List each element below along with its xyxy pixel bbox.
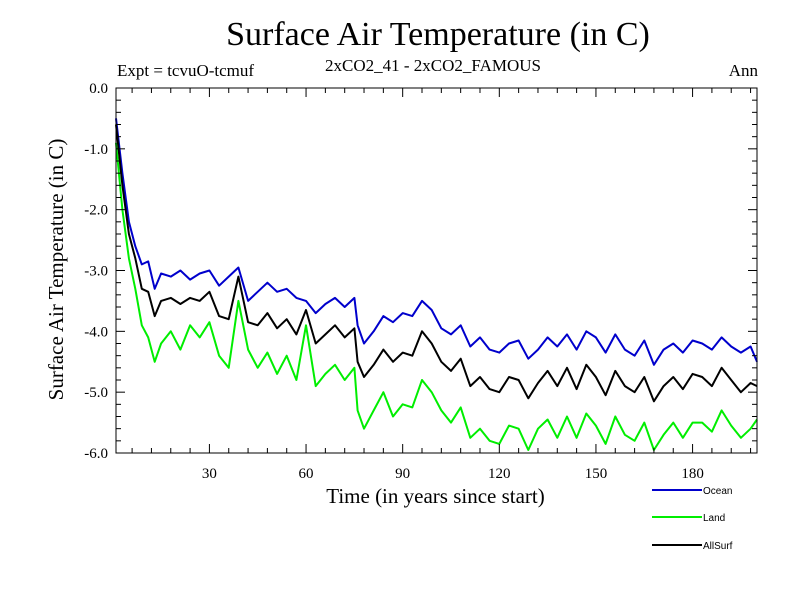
x-tick-label: 30 (202, 466, 217, 482)
x-tick-label: 150 (585, 466, 608, 482)
x-tick-label: 120 (488, 466, 511, 482)
plot-frame (115, 87, 758, 454)
y-tick-label: -1.0 (84, 142, 108, 158)
series-line-ocean (115, 118, 758, 366)
x-tick-label: 60 (299, 466, 314, 482)
x-tick-label: 90 (395, 466, 410, 482)
season-label: Ann (728, 61, 758, 80)
y-tick-label: -5.0 (84, 385, 108, 401)
y-tick-label: -6.0 (84, 446, 108, 462)
series-layer (115, 118, 758, 451)
y-tick-label: -2.0 (84, 203, 108, 219)
axis-labels: Time (in years since start) Surface Air T… (44, 139, 545, 508)
x-axis-label: Time (in years since start) (326, 484, 545, 508)
series-line-allsurf (115, 124, 758, 403)
legend-label-land: Land (703, 513, 725, 524)
y-tick-label: -4.0 (84, 324, 108, 340)
chart-title: Surface Air Temperature (in C) (226, 16, 650, 53)
legend: Ocean Land AllSurf (652, 486, 733, 552)
plot-area-border (115, 87, 758, 454)
y-tick-label: -3.0 (84, 264, 108, 280)
x-tick-label: 180 (681, 466, 704, 482)
y-tick-label: 0.0 (89, 81, 108, 97)
y-axis-label: Surface Air Temperature (in C) (44, 139, 68, 401)
axis-ticks: 0.0 -1.0 -2.0 -3.0 -4.0 -5.0 -6.0 30 60 90 120 150 1… (84, 81, 757, 482)
series-line-land (115, 142, 758, 451)
experiment-label: Expt = tcvuO-tcmuf (117, 61, 255, 80)
chart-subtitle: 2xCO2_41 - 2xCO2_FAMOUS (325, 56, 541, 75)
legend-label-ocean: Ocean (703, 486, 732, 497)
legend-label-allsurf: AllSurf (703, 541, 733, 552)
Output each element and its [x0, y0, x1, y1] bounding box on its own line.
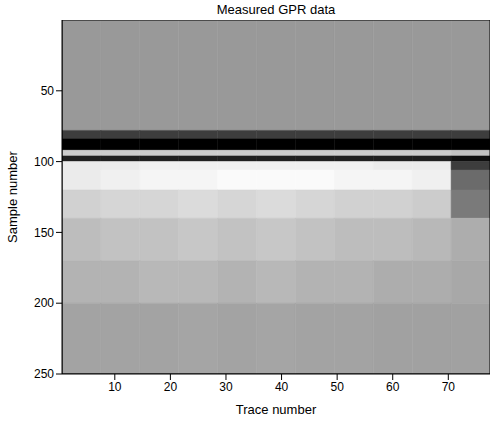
svg-text:40: 40 [275, 380, 289, 394]
svg-text:Sample number: Sample number [5, 150, 20, 242]
svg-text:60: 60 [386, 380, 400, 394]
svg-text:200: 200 [34, 296, 54, 310]
svg-text:Trace number: Trace number [236, 402, 317, 417]
svg-text:50: 50 [41, 84, 55, 98]
svg-text:30: 30 [219, 380, 233, 394]
svg-text:20: 20 [164, 380, 178, 394]
html-text:Measured GPR data: Measured GPR data [216, 2, 336, 17]
svg-text:100: 100 [34, 155, 54, 169]
svg-text:10: 10 [108, 380, 122, 394]
svg-text:50: 50 [330, 380, 344, 394]
svg-text:250: 250 [34, 367, 54, 381]
svg-text:70: 70 [442, 380, 456, 394]
svg-text:150: 150 [34, 226, 54, 240]
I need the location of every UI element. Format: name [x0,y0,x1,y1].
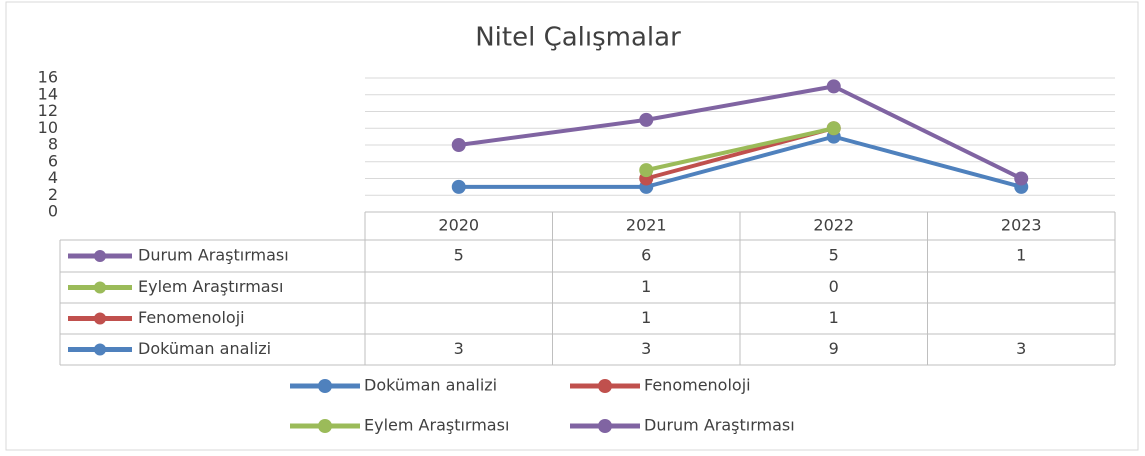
table-value: 3 [641,339,651,358]
y-tick-label: 2 [48,185,58,204]
y-tick-label: 16 [38,68,58,87]
table-value: 1 [1016,246,1026,265]
legend-marker [318,419,332,433]
y-tick-label: 6 [48,151,58,170]
table-value: 5 [454,246,464,265]
legend-marker [598,379,612,393]
series-marker [451,138,466,152]
table-value: 9 [829,339,839,358]
table-value: 5 [829,246,839,265]
series-marker [639,112,654,127]
table-value: 3 [1016,339,1026,358]
series-line [458,134,1022,189]
series-marker [826,121,841,136]
table-row-label: Fenomenoloji [138,308,245,327]
table-value: 1 [641,308,651,327]
y-tick-label: 14 [38,84,58,103]
legend-label: Durum Araştırması [644,416,795,435]
table-value: 0 [829,277,839,296]
series-marker [639,163,654,178]
y-tick-label: 10 [38,118,58,137]
legend-marker [598,419,612,433]
table-legend-marker [94,312,106,325]
table-row-label: Eylem Araştırması [138,277,283,296]
chart-title: Nitel Çalışmalar [475,23,681,53]
table-value: 3 [454,339,464,358]
table-row-label: Durum Araştırması [138,246,289,265]
table-value: 1 [829,308,839,327]
legend-label: Eylem Araştırması [364,416,509,435]
x-tick-label: 2021 [626,216,667,235]
legend-label: Fenomenoloji [644,376,751,395]
table-value: 6 [641,246,651,265]
x-tick-label: 2020 [438,216,479,235]
legend-label: Doküman analizi [364,376,497,395]
table-legend-marker [94,343,106,356]
series-marker [451,179,466,194]
y-tick-label: 8 [48,135,58,154]
x-tick-label: 2023 [1001,216,1042,235]
y-tick-label: 4 [48,168,58,187]
table-row-label: Doküman analizi [138,339,271,358]
legend-marker [318,379,332,393]
y-tick-label: 0 [48,202,58,221]
series-line [645,126,835,173]
table-legend-marker [94,281,106,294]
series-marker [1014,171,1029,186]
y-tick-label: 12 [38,101,58,120]
series-marker [826,79,841,94]
x-tick-label: 2022 [813,216,854,235]
table-legend-marker [94,250,106,262]
chart-border [5,1,1139,451]
table-value: 1 [641,277,651,296]
series-line [458,84,1023,181]
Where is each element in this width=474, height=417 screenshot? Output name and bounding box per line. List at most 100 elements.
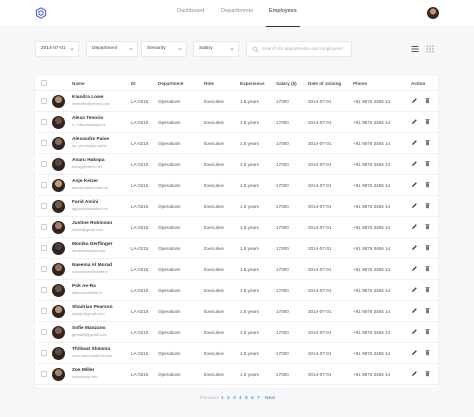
- tab-employees[interactable]: Employees: [266, 8, 300, 27]
- table-row[interactable]: Pok Ae-Ra ademukeefined.io LA-0215 Operatio…: [35, 280, 438, 301]
- row-checkbox[interactable]: [41, 245, 47, 251]
- page-4-link[interactable]: 4: [239, 396, 242, 401]
- salary-filter[interactable]: Salary: [193, 41, 239, 57]
- delete-trash-icon[interactable]: [424, 202, 431, 209]
- table-row[interactable]: Kiandra Lowe lenecithe@mivien.com LA-0215 O…: [35, 91, 438, 112]
- table-row[interactable]: Justine Robinson lduoid@gmail.com LA-0215 O…: [35, 217, 438, 238]
- table-row[interactable]: Naeema Al Morad snovunrunelfoidofe.lo LA-0…: [35, 259, 438, 280]
- row-checkbox[interactable]: [41, 203, 47, 209]
- page-6-link[interactable]: 6: [251, 396, 254, 401]
- edit-pencil-icon[interactable]: [411, 265, 418, 272]
- search-input[interactable]: Search for departments and employees: [246, 41, 352, 57]
- hexagon-logo-icon[interactable]: [35, 7, 47, 19]
- employee-name[interactable]: Sofie Manzano: [72, 326, 106, 331]
- header-phone[interactable]: Phone: [353, 81, 368, 86]
- header-id[interactable]: ID: [131, 81, 136, 86]
- table-row[interactable]: Thitiwat Shimma ouhe.shimma@info.info LA-0…: [35, 343, 438, 364]
- edit-pencil-icon[interactable]: [411, 181, 418, 188]
- employee-name[interactable]: Anje Keizer: [72, 179, 99, 184]
- next-page-link[interactable]: Next: [265, 396, 275, 401]
- header-department[interactable]: Department: [158, 81, 184, 86]
- employee-name[interactable]: Anaru Hakopa: [72, 158, 105, 163]
- row-checkbox[interactable]: [41, 161, 47, 167]
- table-row[interactable]: Monika Derflinger aexdseleistiche.nsh LA-0…: [35, 238, 438, 259]
- edit-pencil-icon[interactable]: [411, 118, 418, 125]
- select-all-checkbox[interactable]: [41, 80, 47, 86]
- seniority-filter[interactable]: Seniority: [141, 41, 187, 57]
- header-experience[interactable]: Experience: [240, 81, 265, 86]
- table-row[interactable]: Sofie Manzano genaldd@gmail.com LA-0215 Ope…: [35, 322, 438, 343]
- table-row[interactable]: Alexa Tenorio n_ruffoondraagon.ls LA-0215 O…: [35, 112, 438, 133]
- row-checkbox[interactable]: [41, 224, 47, 230]
- previous-page-link[interactable]: Previous: [200, 396, 219, 401]
- header-salary[interactable]: Salary ($): [276, 81, 297, 86]
- date-filter[interactable]: 2014-07-01: [35, 41, 79, 57]
- row-checkbox[interactable]: [41, 266, 47, 272]
- delete-trash-icon[interactable]: [424, 97, 431, 104]
- department-filter[interactable]: Department: [86, 41, 138, 57]
- employee-name[interactable]: Pok Ae-Ra: [72, 284, 96, 289]
- header-name[interactable]: Name: [72, 81, 85, 86]
- page-2-link[interactable]: 2: [227, 396, 230, 401]
- table-row[interactable]: Anaru Hakopa kovaygiertech.net LA-0215 Oper…: [35, 154, 438, 175]
- table-row[interactable]: Zoe Miller lenumimsp.info LA-0215 Operation…: [35, 364, 438, 385]
- employee-name[interactable]: Shadrias Pearson: [72, 305, 113, 310]
- header-date-of-joining[interactable]: Date of Joining: [308, 81, 342, 86]
- employee-name[interactable]: Monika Derflinger: [72, 242, 113, 247]
- row-checkbox[interactable]: [41, 287, 47, 293]
- edit-pencil-icon[interactable]: [411, 307, 418, 314]
- page-1-link[interactable]: 1: [221, 396, 224, 401]
- edit-pencil-icon[interactable]: [411, 139, 418, 146]
- edit-pencil-icon[interactable]: [411, 349, 418, 356]
- delete-trash-icon[interactable]: [424, 349, 431, 356]
- row-checkbox[interactable]: [41, 182, 47, 188]
- delete-trash-icon[interactable]: [424, 328, 431, 335]
- edit-pencil-icon[interactable]: [411, 202, 418, 209]
- page-3-link[interactable]: 3: [233, 396, 236, 401]
- edit-pencil-icon[interactable]: [411, 370, 418, 377]
- delete-trash-icon[interactable]: [424, 244, 431, 251]
- edit-pencil-icon[interactable]: [411, 223, 418, 230]
- edit-pencil-icon[interactable]: [411, 160, 418, 167]
- employee-name[interactable]: Alexa Tenorio: [72, 116, 104, 121]
- edit-pencil-icon[interactable]: [411, 97, 418, 104]
- employee-name[interactable]: Zoe Miller: [72, 368, 95, 373]
- edit-pencil-icon[interactable]: [411, 328, 418, 335]
- delete-trash-icon[interactable]: [424, 265, 431, 272]
- page-5-link[interactable]: 5: [245, 396, 248, 401]
- row-checkbox[interactable]: [41, 308, 47, 314]
- employee-name[interactable]: Naeema Al Morad: [72, 263, 113, 268]
- delete-trash-icon[interactable]: [424, 139, 431, 146]
- table-row[interactable]: Alexandre Paive nu_vemdutofo.name LA-0215 O…: [35, 133, 438, 154]
- page-7-link[interactable]: 7: [257, 396, 260, 401]
- employee-name[interactable]: Farid Amini: [72, 200, 99, 205]
- delete-trash-icon[interactable]: [424, 160, 431, 167]
- table-row[interactable]: Farid Amini aguamonddontech.ts LA-0215 Oper…: [35, 196, 438, 217]
- table-row[interactable]: Shadrias Pearson raleigh@gmail.com LA-0215…: [35, 301, 438, 322]
- grid-view-icon[interactable]: [426, 45, 434, 53]
- employee-name[interactable]: Thitiwat Shimma: [72, 347, 111, 352]
- delete-trash-icon[interactable]: [424, 223, 431, 230]
- row-checkbox[interactable]: [41, 371, 47, 377]
- header-role[interactable]: Role: [204, 81, 214, 86]
- table-row[interactable]: Anje Keizer anerkunderbrother.ca LA-0215 Op…: [35, 175, 438, 196]
- row-checkbox[interactable]: [41, 140, 47, 146]
- tab-departments[interactable]: Departments: [221, 8, 254, 14]
- row-checkbox[interactable]: [41, 350, 47, 356]
- row-checkbox[interactable]: [41, 98, 47, 104]
- delete-trash-icon[interactable]: [424, 307, 431, 314]
- employee-name[interactable]: Justine Robinson: [72, 221, 113, 226]
- list-view-icon[interactable]: [411, 45, 419, 53]
- employee-name[interactable]: Alexandre Paive: [72, 137, 110, 142]
- edit-pencil-icon[interactable]: [411, 244, 418, 251]
- user-avatar[interactable]: [427, 7, 439, 19]
- delete-trash-icon[interactable]: [424, 286, 431, 293]
- delete-trash-icon[interactable]: [424, 181, 431, 188]
- row-checkbox[interactable]: [41, 329, 47, 335]
- row-checkbox[interactable]: [41, 119, 47, 125]
- delete-trash-icon[interactable]: [424, 370, 431, 377]
- employee-name[interactable]: Kiandra Lowe: [72, 95, 104, 100]
- tab-dashboard[interactable]: Dashboard: [177, 8, 205, 14]
- delete-trash-icon[interactable]: [424, 118, 431, 125]
- edit-pencil-icon[interactable]: [411, 286, 418, 293]
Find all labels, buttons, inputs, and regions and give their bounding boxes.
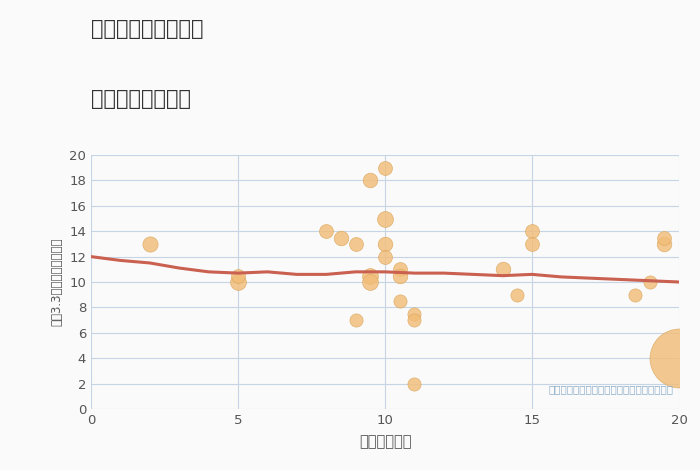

▸ REQUIRED WORK: Copy out the entries word for word, from the line with "table-value: 3 [641,339,651,358]" up to and including the line with "table-value: 3 [454,339,464,358]".

▸ THE COMPLETED TASK:
table-value: 3 [641,339,651,358]
y-tick-label: 2 [48,185,58,204]
y-tick-label: 16 [38,68,58,87]
table-value: 1 [1016,246,1026,265]
legend-marker [318,419,332,433]
y-tick-label: 6 [48,151,58,170]
table-value: 5 [454,246,464,265]
legend-marker [598,379,612,393]
series-marker [451,138,466,152]
table-value: 9 [829,339,839,358]
table-value: 5 [829,246,839,265]
series-marker [639,112,654,127]
table-value: 3 [1016,339,1026,358]
series-line [458,134,1022,189]
series-marker [826,121,841,136]
table-row-label: Fenomenoloji [138,308,245,327]
table-value: 1 [641,308,651,327]
y-tick-label: 14 [38,84,58,103]
legend-label: Durum Araştırması [644,416,795,435]
table-value: 0 [829,277,839,296]
series-marker [639,163,654,178]
y-tick-label: 10 [38,118,58,137]
legend-marker [598,419,612,433]
table-legend-marker [94,312,106,325]
table-row-label: Eylem Araştırması [138,277,283,296]
chart-title: Nitel Çalışmalar [475,23,681,53]
table-value: 3 [454,339,464,358]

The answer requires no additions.